TO DO
Pull out every line below that contains the word "задачи".

_ _ _

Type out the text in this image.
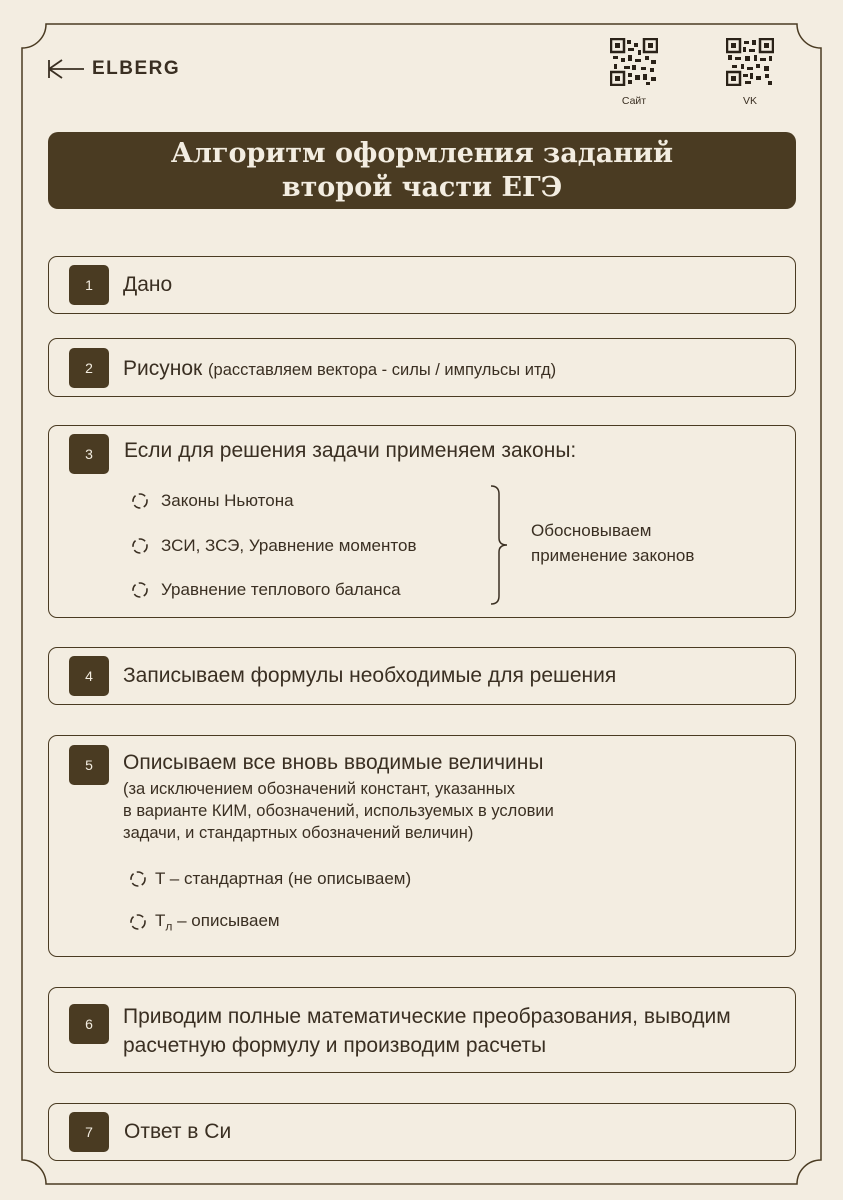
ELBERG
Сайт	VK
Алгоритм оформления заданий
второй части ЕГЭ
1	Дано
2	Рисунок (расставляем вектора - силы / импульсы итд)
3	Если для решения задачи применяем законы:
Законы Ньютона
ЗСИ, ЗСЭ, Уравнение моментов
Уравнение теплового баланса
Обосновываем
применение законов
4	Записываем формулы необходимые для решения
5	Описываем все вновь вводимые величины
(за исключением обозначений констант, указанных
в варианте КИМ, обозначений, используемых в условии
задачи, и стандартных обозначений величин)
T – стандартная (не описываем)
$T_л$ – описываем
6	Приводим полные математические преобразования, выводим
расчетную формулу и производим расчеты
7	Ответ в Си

_ _ _

RESPONSE TO THIS TASK
3	Если для решения задачи применяем законы:
задачи, и стандартных обозначений величин)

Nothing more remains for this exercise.